SHORT PROBLEM: Copy out each line containing "unless" from the entries below.
☆ ☆ ☆
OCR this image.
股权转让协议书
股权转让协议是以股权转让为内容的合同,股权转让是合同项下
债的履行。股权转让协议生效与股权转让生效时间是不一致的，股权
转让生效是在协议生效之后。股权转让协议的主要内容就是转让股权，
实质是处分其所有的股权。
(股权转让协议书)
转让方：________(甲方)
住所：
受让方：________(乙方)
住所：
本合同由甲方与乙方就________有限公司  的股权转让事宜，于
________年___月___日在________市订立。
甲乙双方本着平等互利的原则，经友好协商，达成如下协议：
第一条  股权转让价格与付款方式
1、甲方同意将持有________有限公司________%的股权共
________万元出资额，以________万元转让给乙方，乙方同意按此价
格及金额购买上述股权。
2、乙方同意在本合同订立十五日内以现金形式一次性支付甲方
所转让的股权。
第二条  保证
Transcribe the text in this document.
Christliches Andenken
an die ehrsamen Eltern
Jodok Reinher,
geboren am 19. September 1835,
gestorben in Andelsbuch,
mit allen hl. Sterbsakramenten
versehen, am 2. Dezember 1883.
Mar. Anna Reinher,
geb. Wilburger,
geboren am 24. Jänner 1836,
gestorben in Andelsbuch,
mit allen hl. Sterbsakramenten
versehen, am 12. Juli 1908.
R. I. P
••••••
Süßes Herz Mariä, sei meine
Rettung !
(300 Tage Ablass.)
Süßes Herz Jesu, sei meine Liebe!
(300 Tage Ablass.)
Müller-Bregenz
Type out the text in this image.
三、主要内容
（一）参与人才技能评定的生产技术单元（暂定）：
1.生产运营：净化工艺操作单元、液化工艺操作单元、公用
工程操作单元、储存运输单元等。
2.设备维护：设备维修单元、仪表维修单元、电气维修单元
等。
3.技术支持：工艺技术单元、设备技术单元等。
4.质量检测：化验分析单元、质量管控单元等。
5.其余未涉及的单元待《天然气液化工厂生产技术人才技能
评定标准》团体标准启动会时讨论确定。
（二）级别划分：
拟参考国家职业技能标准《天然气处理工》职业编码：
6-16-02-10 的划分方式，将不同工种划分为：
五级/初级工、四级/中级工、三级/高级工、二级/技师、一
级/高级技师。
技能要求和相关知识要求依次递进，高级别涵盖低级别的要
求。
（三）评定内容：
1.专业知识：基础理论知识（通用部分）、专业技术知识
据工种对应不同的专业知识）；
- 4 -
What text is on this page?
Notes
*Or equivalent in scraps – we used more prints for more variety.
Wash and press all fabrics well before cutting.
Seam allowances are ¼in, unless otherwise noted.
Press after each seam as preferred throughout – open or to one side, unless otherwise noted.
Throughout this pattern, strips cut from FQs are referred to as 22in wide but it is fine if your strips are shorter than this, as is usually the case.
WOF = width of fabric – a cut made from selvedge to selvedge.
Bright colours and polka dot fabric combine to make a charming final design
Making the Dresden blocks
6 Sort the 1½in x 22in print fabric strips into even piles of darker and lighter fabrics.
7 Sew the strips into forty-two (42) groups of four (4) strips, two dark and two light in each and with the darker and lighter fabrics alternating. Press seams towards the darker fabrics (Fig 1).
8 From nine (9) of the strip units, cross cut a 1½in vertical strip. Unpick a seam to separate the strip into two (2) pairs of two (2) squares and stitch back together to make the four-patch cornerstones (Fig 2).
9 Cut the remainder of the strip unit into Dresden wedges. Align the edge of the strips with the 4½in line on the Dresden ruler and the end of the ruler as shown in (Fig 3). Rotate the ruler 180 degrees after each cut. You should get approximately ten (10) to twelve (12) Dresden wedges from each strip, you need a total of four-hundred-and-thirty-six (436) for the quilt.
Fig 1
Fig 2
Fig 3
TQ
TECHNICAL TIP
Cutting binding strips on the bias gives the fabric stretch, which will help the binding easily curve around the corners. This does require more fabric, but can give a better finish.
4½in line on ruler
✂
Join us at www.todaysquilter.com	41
☆ ☆ ☆
REPLY TO THE TASK:
Seam allowances are ¼in, unless otherwise noted.
Press after each seam as preferred throughout – open or to one side, unless otherwise noted.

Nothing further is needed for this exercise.